• _Your instructions_
Will you give every entry again exactly as it stands?
◆ ◆ ◆ ◆
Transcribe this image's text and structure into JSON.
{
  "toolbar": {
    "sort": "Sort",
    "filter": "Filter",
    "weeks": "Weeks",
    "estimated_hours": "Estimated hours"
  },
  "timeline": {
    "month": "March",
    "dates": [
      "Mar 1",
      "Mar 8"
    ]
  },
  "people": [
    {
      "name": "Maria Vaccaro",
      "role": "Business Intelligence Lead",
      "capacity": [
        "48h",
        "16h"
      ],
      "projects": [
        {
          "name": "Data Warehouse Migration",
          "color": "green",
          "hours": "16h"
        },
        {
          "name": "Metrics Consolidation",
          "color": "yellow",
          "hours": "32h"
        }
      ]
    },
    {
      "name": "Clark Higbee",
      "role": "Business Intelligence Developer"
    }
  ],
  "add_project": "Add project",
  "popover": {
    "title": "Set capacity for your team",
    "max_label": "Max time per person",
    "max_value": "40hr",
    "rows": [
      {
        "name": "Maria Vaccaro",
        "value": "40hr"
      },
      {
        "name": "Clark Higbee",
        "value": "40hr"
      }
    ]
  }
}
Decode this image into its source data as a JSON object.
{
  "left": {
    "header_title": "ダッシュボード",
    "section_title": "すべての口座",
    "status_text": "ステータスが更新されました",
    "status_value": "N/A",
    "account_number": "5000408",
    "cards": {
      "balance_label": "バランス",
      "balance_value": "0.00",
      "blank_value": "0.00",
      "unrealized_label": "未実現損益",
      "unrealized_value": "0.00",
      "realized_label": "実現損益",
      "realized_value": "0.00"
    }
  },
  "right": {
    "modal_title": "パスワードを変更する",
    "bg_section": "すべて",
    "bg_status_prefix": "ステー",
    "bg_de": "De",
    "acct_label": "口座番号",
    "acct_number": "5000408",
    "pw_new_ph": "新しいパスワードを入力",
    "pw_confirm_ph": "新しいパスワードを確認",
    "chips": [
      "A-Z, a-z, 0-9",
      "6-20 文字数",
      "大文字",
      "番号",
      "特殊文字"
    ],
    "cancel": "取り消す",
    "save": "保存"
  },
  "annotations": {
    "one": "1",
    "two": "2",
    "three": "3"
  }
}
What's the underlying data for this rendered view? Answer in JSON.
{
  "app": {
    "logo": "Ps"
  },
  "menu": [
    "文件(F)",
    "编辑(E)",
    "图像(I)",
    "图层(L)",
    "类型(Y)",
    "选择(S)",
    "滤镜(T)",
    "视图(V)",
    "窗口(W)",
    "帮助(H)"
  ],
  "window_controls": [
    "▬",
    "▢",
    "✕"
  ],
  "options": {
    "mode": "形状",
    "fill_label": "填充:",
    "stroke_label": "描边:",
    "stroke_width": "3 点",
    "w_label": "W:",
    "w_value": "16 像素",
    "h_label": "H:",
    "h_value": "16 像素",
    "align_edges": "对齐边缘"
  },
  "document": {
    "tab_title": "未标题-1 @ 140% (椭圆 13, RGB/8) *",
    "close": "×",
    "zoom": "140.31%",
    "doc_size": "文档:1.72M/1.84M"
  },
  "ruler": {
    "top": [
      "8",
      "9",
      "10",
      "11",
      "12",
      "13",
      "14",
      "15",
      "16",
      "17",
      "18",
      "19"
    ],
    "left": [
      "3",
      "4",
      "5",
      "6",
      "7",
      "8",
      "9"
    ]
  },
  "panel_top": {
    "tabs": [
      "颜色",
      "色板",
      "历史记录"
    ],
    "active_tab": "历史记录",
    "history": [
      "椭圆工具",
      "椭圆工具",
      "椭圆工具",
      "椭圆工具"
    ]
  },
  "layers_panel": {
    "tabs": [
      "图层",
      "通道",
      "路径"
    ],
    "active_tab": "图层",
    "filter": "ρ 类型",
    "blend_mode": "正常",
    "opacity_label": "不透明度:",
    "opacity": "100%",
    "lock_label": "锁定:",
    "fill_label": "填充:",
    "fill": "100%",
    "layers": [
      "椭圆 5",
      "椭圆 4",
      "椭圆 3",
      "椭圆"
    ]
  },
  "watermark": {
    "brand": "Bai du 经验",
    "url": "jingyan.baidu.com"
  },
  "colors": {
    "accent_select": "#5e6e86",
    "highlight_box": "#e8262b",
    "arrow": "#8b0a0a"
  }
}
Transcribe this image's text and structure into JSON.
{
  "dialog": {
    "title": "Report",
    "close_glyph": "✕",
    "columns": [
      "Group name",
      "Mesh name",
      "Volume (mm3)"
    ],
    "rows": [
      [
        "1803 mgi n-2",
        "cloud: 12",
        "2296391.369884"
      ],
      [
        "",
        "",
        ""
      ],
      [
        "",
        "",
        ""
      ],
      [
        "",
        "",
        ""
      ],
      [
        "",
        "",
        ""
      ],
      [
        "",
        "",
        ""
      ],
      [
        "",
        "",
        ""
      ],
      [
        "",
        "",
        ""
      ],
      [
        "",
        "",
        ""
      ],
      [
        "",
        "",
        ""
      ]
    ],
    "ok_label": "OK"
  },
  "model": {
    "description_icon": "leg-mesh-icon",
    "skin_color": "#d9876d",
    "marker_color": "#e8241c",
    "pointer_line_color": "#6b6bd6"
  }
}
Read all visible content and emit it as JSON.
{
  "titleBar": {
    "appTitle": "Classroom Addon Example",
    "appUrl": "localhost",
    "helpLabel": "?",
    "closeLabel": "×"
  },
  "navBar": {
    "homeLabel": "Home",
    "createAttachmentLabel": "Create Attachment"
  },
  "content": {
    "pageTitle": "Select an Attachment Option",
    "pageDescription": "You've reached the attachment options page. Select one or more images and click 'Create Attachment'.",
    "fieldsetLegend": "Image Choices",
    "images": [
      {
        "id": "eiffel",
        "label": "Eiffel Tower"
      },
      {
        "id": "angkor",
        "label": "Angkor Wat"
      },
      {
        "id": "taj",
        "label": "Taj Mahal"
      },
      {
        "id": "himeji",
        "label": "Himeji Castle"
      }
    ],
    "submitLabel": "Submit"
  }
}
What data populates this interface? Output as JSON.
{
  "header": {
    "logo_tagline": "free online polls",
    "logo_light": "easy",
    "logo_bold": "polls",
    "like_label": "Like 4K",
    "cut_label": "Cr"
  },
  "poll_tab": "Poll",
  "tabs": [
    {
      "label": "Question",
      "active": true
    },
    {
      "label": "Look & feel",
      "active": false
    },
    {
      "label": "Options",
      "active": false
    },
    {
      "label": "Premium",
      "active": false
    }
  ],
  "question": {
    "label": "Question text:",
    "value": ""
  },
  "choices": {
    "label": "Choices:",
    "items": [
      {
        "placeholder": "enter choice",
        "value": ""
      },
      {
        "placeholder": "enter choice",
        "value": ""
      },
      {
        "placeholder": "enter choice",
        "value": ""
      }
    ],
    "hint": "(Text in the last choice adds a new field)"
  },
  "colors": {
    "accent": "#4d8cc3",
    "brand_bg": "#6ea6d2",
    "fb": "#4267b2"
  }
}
◆ ◆ ◆ ◆
• _Written reply_
Transcribe this image's text and structure into JSON.
{
  "toolbar": {
    "sort": "Sort",
    "filter": "Filter",
    "weeks": "Weeks",
    "estimated_hours": "Estimated hours"
  },
  "timeline": {
    "month": "March",
    "dates": [
      "Mar 1",
      "Mar 8"
    ]
  },
  "people": [
    {
      "name": "Maria Vaccaro",
      "role": "Business Intelligence Lead",
      "capacity": [
        "48h",
        "16h"
      ],
      "projects": [
        {
          "name": "Data Warehouse Migration",
          "color": "green",
          "hours": "16h"
        },
        {
          "name": "Metrics Consolidation",
          "color": "yellow",
          "hours": "32h"
        }
      ]
    },
    {
      "name": "Clark Higbee",
      "role": "Business Intelligence Developer"
    }
  ],
  "add_project": "Add project",
  "popover": {
    "title": "Set capacity for your team",
    "max_label": "Max time per person",
    "max_value": "40hr",
    "rows": [
      {
        "name": "Maria Vaccaro",
        "value": "40hr"
      },
      {
        "name": "Clark Higbee",
        "value": "40hr"
      }
    ]
  }
}
Decode this image into its source data as a JSON object.
{
  "left": {
    "header_title": "ダッシュボード",
    "section_title": "すべての口座",
    "status_text": "ステータスが更新されました",
    "status_value": "N/A",
    "account_number": "5000408",
    "cards": {
      "balance_label": "バランス",
      "balance_value": "0.00",
      "blank_value": "0.00",
      "unrealized_label": "未実現損益",
      "unrealized_value": "0.00",
      "realized_label": "実現損益",
      "realized_value": "0.00"
    }
  },
  "right": {
    "modal_title": "パスワードを変更する",
    "bg_section": "すべて",
    "bg_status_prefix": "ステー",
    "bg_de": "De",
    "acct_label": "口座番号",
    "acct_number": "5000408",
    "pw_new_ph": "新しいパスワードを入力",
    "pw_confirm_ph": "新しいパスワードを確認",
    "chips": [
      "A-Z, a-z, 0-9",
      "6-20 文字数",
      "大文字",
      "番号",
      "特殊文字"
    ],
    "cancel": "取り消す",
    "save": "保存"
  },
  "annotations": {
    "one": "1",
    "two": "2",
    "three": "3"
  }
}
What's the underlying data for this rendered view? Answer in JSON.
{
  "app": {
    "logo": "Ps"
  },
  "menu": [
    "文件(F)",
    "编辑(E)",
    "图像(I)",
    "图层(L)",
    "类型(Y)",
    "选择(S)",
    "滤镜(T)",
    "视图(V)",
    "窗口(W)",
    "帮助(H)"
  ],
  "window_controls": [
    "▬",
    "▢",
    "✕"
  ],
  "options": {
    "mode": "形状",
    "fill_label": "填充:",
    "stroke_label": "描边:",
    "stroke_width": "3 点",
    "w_label": "W:",
    "w_value": "16 像素",
    "h_label": "H:",
    "h_value": "16 像素",
    "align_edges": "对齐边缘"
  },
  "document": {
    "tab_title": "未标题-1 @ 140% (椭圆 13, RGB/8) *",
    "close": "×",
    "zoom": "140.31%",
    "doc_size": "文档:1.72M/1.84M"
  },
  "ruler": {
    "top": [
      "8",
      "9",
      "10",
      "11",
      "12",
      "13",
      "14",
      "15",
      "16",
      "17",
      "18",
      "19"
    ],
    "left": [
      "3",
      "4",
      "5",
      "6",
      "7",
      "8",
      "9"
    ]
  },
  "panel_top": {
    "tabs": [
      "颜色",
      "色板",
      "历史记录"
    ],
    "active_tab": "历史记录",
    "history": [
      "椭圆工具",
      "椭圆工具",
      "椭圆工具",
      "椭圆工具"
    ]
  },
  "layers_panel": {
    "tabs": [
      "图层",
      "通道",
      "路径"
    ],
    "active_tab": "图层",
    "filter": "ρ 类型",
    "blend_mode": "正常",
    "opacity_label": "不透明度:",
    "opacity": "100%",
    "lock_label": "锁定:",
    "fill_label": "填充:",
    "fill": "100%",
    "layers": [
      "椭圆 5",
      "椭圆 4",
      "椭圆 3",
      "椭圆"
    ]
  },
  "watermark": {
    "brand": "Bai du 经验",
    "url": "jingyan.baidu.com"
  },
  "colors": {
    "accent_select": "#5e6e86",
    "highlight_box": "#e8262b",
    "arrow": "#8b0a0a"
  }
}
Transcribe this image's text and structure into JSON.
{
  "dialog": {
    "title": "Report",
    "close_glyph": "✕",
    "columns": [
      "Group name",
      "Mesh name",
      "Volume (mm3)"
    ],
    "rows": [
      [
        "1803 mgi n-2",
        "cloud: 12",
        "2296391.369884"
      ],
      [
        "",
        "",
        ""
      ],
      [
        "",
        "",
        ""
      ],
      [
        "",
        "",
        ""
      ],
      [
        "",
        "",
        ""
      ],
      [
        "",
        "",
        ""
      ],
      [
        "",
        "",
        ""
      ],
      [
        "",
        "",
        ""
      ],
      [
        "",
        "",
        ""
      ],
      [
        "",
        "",
        ""
      ]
    ],
    "ok_label": "OK"
  },
  "model": {
    "description_icon": "leg-mesh-icon",
    "skin_color": "#d9876d",
    "marker_color": "#e8241c",
    "pointer_line_color": "#6b6bd6"
  }
}
Read all visible content and emit it as JSON.
{
  "titleBar": {
    "appTitle": "Classroom Addon Example",
    "appUrl": "localhost",
    "helpLabel": "?",
    "closeLabel": "×"
  },
  "navBar": {
    "homeLabel": "Home",
    "createAttachmentLabel": "Create Attachment"
  },
  "content": {
    "pageTitle": "Select an Attachment Option",
    "pageDescription": "You've reached the attachment options page. Select one or more images and click 'Create Attachment'.",
    "fieldsetLegend": "Image Choices",
    "images": [
      {
        "id": "eiffel",
        "label": "Eiffel Tower"
      },
      {
        "id": "angkor",
        "label": "Angkor Wat"
      },
      {
        "id": "taj",
        "label": "Taj Mahal"
      },
      {
        "id": "himeji",
        "label": "Himeji Castle"
      }
    ],
    "submitLabel": "Submit"
  }
}
What data populates this interface? Output as JSON.
{
  "header": {
    "logo_tagline": "free online polls",
    "logo_light": "easy",
    "logo_bold": "polls",
    "like_label": "Like 4K",
    "cut_label": "Cr"
  },
  "poll_tab": "Poll",
  "tabs": [
    {
      "label": "Question",
      "active": true
    },
    {
      "label": "Look & feel",
      "active": false
    },
    {
      "label": "Options",
      "active": false
    },
    {
      "label": "Premium",
      "active": false
    }
  ],
  "question": {
    "label": "Question text:",
    "value": ""
  },
  "choices": {
    "label": "Choices:",
    "items": [
      {
        "placeholder": "enter choice",
        "value": ""
      },
      {
        "placeholder": "enter choice",
        "value": ""
      },
      {
        "placeholder": "enter choice",
        "value": ""
      }
    ],
    "hint": "(Text in the last choice adds a new field)"
  },
  "colors": {
    "accent": "#4d8cc3",
    "brand_bg": "#6ea6d2",
    "fb": "#4267b2"
  }
}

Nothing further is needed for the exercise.